- Source material
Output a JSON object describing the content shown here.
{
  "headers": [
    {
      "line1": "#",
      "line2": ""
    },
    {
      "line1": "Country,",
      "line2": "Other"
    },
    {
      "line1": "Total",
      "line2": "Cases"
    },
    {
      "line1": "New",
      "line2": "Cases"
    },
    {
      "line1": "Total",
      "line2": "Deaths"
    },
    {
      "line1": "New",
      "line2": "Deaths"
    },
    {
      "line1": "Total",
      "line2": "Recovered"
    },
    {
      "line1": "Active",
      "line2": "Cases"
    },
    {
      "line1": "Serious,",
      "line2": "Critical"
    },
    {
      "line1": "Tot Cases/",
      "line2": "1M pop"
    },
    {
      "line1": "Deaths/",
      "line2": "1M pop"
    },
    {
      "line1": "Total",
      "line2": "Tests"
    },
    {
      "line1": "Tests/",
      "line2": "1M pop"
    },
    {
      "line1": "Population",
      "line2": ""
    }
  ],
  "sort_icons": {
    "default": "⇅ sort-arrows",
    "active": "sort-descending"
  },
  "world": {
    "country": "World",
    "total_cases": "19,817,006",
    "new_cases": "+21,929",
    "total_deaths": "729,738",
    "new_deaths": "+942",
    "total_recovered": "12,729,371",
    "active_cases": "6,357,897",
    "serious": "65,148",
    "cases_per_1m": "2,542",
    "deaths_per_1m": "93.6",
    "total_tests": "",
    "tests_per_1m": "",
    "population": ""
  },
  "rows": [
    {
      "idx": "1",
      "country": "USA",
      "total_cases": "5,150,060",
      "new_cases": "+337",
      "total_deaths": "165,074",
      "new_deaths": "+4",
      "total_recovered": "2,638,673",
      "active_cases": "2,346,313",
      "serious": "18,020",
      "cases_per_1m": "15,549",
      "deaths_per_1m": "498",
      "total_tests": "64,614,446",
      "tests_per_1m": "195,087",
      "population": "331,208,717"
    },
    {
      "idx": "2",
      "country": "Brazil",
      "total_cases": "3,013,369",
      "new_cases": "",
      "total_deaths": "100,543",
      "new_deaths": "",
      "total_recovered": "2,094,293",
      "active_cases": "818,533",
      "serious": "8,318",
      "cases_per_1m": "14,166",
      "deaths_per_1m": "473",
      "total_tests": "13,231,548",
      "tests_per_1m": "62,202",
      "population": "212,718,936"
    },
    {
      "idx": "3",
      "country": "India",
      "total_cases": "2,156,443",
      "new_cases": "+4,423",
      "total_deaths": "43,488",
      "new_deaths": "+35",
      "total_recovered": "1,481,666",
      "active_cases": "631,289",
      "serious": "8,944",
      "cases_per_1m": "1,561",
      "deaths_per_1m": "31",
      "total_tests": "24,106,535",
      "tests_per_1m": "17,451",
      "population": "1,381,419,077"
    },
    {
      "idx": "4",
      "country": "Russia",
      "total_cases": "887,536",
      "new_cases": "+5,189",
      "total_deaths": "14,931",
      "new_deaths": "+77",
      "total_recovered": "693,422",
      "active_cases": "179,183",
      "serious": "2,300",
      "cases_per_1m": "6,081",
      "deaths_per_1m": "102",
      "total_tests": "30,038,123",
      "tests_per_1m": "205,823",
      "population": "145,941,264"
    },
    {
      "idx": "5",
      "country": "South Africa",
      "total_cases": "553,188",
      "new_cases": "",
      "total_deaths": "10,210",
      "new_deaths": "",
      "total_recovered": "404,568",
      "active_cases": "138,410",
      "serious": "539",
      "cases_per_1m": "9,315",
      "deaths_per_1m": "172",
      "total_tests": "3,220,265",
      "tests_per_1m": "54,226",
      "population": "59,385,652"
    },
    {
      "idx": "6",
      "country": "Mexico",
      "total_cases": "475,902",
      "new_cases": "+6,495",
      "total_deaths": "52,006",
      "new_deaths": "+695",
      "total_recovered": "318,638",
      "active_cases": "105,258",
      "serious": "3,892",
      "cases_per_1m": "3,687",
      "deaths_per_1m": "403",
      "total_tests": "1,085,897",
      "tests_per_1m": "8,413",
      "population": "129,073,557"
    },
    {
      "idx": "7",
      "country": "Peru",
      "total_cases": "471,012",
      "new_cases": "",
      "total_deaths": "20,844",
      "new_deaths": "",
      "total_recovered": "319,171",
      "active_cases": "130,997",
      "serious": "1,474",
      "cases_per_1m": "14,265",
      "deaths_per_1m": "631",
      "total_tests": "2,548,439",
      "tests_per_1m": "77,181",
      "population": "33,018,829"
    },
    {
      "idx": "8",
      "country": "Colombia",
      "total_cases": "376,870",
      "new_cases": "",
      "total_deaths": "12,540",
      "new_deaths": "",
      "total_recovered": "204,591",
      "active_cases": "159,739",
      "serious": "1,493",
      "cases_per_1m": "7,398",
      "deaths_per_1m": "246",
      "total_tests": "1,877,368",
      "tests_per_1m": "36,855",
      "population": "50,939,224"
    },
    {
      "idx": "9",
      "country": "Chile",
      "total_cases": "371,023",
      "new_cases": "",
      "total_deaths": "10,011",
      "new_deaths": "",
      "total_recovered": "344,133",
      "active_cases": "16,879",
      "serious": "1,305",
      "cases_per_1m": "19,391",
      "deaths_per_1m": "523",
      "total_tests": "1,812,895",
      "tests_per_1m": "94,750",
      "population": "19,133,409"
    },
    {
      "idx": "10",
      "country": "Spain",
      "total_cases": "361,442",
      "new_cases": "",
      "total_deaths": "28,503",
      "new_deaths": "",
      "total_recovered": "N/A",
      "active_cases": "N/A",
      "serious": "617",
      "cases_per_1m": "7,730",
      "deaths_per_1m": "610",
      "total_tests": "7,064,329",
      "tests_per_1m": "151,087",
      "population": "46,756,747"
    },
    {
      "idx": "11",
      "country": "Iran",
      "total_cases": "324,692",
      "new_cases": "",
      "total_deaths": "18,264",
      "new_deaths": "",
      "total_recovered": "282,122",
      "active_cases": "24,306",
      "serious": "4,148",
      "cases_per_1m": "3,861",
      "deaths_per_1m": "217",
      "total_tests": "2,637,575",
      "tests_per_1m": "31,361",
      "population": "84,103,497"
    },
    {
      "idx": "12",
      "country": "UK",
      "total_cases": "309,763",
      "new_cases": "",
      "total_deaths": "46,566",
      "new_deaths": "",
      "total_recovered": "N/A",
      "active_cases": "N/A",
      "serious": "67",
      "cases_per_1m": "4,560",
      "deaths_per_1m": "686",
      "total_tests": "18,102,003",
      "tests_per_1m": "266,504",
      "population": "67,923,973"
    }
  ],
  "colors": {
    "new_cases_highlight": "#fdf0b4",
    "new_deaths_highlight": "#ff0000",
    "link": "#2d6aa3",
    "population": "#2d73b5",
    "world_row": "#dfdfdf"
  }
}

- What is asked
Write out the entries above once more, without altering anything.

- Answer to the exercise
Output a JSON object describing the content shown here.
{
  "headers": [
    {
      "line1": "#",
      "line2": ""
    },
    {
      "line1": "Country,",
      "line2": "Other"
    },
    {
      "line1": "Total",
      "line2": "Cases"
    },
    {
      "line1": "New",
      "line2": "Cases"
    },
    {
      "line1": "Total",
      "line2": "Deaths"
    },
    {
      "line1": "New",
      "line2": "Deaths"
    },
    {
      "line1": "Total",
      "line2": "Recovered"
    },
    {
      "line1": "Active",
      "line2": "Cases"
    },
    {
      "line1": "Serious,",
      "line2": "Critical"
    },
    {
      "line1": "Tot Cases/",
      "line2": "1M pop"
    },
    {
      "line1": "Deaths/",
      "line2": "1M pop"
    },
    {
      "line1": "Total",
      "line2": "Tests"
    },
    {
      "line1": "Tests/",
      "line2": "1M pop"
    },
    {
      "line1": "Population",
      "line2": ""
    }
  ],
  "sort_icons": {
    "default": "⇅ sort-arrows",
    "active": "sort-descending"
  },
  "world": {
    "country": "World",
    "total_cases": "19,817,006",
    "new_cases": "+21,929",
    "total_deaths": "729,738",
    "new_deaths": "+942",
    "total_recovered": "12,729,371",
    "active_cases": "6,357,897",
    "serious": "65,148",
    "cases_per_1m": "2,542",
    "deaths_per_1m": "93.6",
    "total_tests": "",
    "tests_per_1m": "",
    "population": ""
  },
  "rows": [
    {
      "idx": "1",
      "country": "USA",
      "total_cases": "5,150,060",
      "new_cases": "+337",
      "total_deaths": "165,074",
      "new_deaths": "+4",
      "total_recovered": "2,638,673",
      "active_cases": "2,346,313",
      "serious": "18,020",
      "cases_per_1m": "15,549",
      "deaths_per_1m": "498",
      "total_tests": "64,614,446",
      "tests_per_1m": "195,087",
      "population": "331,208,717"
    },
    {
      "idx": "2",
      "country": "Brazil",
      "total_cases": "3,013,369",
      "new_cases": "",
      "total_deaths": "100,543",
      "new_deaths": "",
      "total_recovered": "2,094,293",
      "active_cases": "818,533",
      "serious": "8,318",
      "cases_per_1m": "14,166",
      "deaths_per_1m": "473",
      "total_tests": "13,231,548",
      "tests_per_1m": "62,202",
      "population": "212,718,936"
    },
    {
      "idx": "3",
      "country": "India",
      "total_cases": "2,156,443",
      "new_cases": "+4,423",
      "total_deaths": "43,488",
      "new_deaths": "+35",
      "total_recovered": "1,481,666",
      "active_cases": "631,289",
      "serious": "8,944",
      "cases_per_1m": "1,561",
      "deaths_per_1m": "31",
      "total_tests": "24,106,535",
      "tests_per_1m": "17,451",
      "population": "1,381,419,077"
    },
    {
      "idx": "4",
      "country": "Russia",
      "total_cases": "887,536",
      "new_cases": "+5,189",
      "total_deaths": "14,931",
      "new_deaths": "+77",
      "total_recovered": "693,422",
      "active_cases": "179,183",
      "serious": "2,300",
      "cases_per_1m": "6,081",
      "deaths_per_1m": "102",
      "total_tests": "30,038,123",
      "tests_per_1m": "205,823",
      "population": "145,941,264"
    },
    {
      "idx": "5",
      "country": "South Africa",
      "total_cases": "553,188",
      "new_cases": "",
      "total_deaths": "10,210",
      "new_deaths": "",
      "total_recovered": "404,568",
      "active_cases": "138,410",
      "serious": "539",
      "cases_per_1m": "9,315",
      "deaths_per_1m": "172",
      "total_tests": "3,220,265",
      "tests_per_1m": "54,226",
      "population": "59,385,652"
    },
    {
      "idx": "6",
      "country": "Mexico",
      "total_cases": "475,902",
      "new_cases": "+6,495",
      "total_deaths": "52,006",
      "new_deaths": "+695",
      "total_recovered": "318,638",
      "active_cases": "105,258",
      "serious": "3,892",
      "cases_per_1m": "3,687",
      "deaths_per_1m": "403",
      "total_tests": "1,085,897",
      "tests_per_1m": "8,413",
      "population": "129,073,557"
    },
    {
      "idx": "7",
      "country": "Peru",
      "total_cases": "471,012",
      "new_cases": "",
      "total_deaths": "20,844",
      "new_deaths": "",
      "total_recovered": "319,171",
      "active_cases": "130,997",
      "serious": "1,474",
      "cases_per_1m": "14,265",
      "deaths_per_1m": "631",
      "total_tests": "2,548,439",
      "tests_per_1m": "77,181",
      "population": "33,018,829"
    },
    {
      "idx": "8",
      "country": "Colombia",
      "total_cases": "376,870",
      "new_cases": "",
      "total_deaths": "12,540",
      "new_deaths": "",
      "total_recovered": "204,591",
      "active_cases": "159,739",
      "serious": "1,493",
      "cases_per_1m": "7,398",
      "deaths_per_1m": "246",
      "total_tests": "1,877,368",
      "tests_per_1m": "36,855",
      "population": "50,939,224"
    },
    {
      "idx": "9",
      "country": "Chile",
      "total_cases": "371,023",
      "new_cases": "",
      "total_deaths": "10,011",
      "new_deaths": "",
      "total_recovered": "344,133",
      "active_cases": "16,879",
      "serious": "1,305",
      "cases_per_1m": "19,391",
      "deaths_per_1m": "523",
      "total_tests": "1,812,895",
      "tests_per_1m": "94,750",
      "population": "19,133,409"
    },
    {
      "idx": "10",
      "country": "Spain",
      "total_cases": "361,442",
      "new_cases": "",
      "total_deaths": "28,503",
      "new_deaths": "",
      "total_recovered": "N/A",
      "active_cases": "N/A",
      "serious": "617",
      "cases_per_1m": "7,730",
      "deaths_per_1m": "610",
      "total_tests": "7,064,329",
      "tests_per_1m": "151,087",
      "population": "46,756,747"
    },
    {
      "idx": "11",
      "country": "Iran",
      "total_cases": "324,692",
      "new_cases": "",
      "total_deaths": "18,264",
      "new_deaths": "",
      "total_recovered": "282,122",
      "active_cases": "24,306",
      "serious": "4,148",
      "cases_per_1m": "3,861",
      "deaths_per_1m": "217",
      "total_tests": "2,637,575",
      "tests_per_1m": "31,361",
      "population": "84,103,497"
    },
    {
      "idx": "12",
      "country": "UK",
      "total_cases": "309,763",
      "new_cases": "",
      "total_deaths": "46,566",
      "new_deaths": "",
      "total_recovered": "N/A",
      "active_cases": "N/A",
      "serious": "67",
      "cases_per_1m": "4,560",
      "deaths_per_1m": "686",
      "total_tests": "18,102,003",
      "tests_per_1m": "266,504",
      "population": "67,923,973"
    }
  ],
  "colors": {
    "new_cases_highlight": "#fdf0b4",
    "new_deaths_highlight": "#ff0000",
    "link": "#2d6aa3",
    "population": "#2d73b5",
    "world_row": "#dfdfdf"
  }
}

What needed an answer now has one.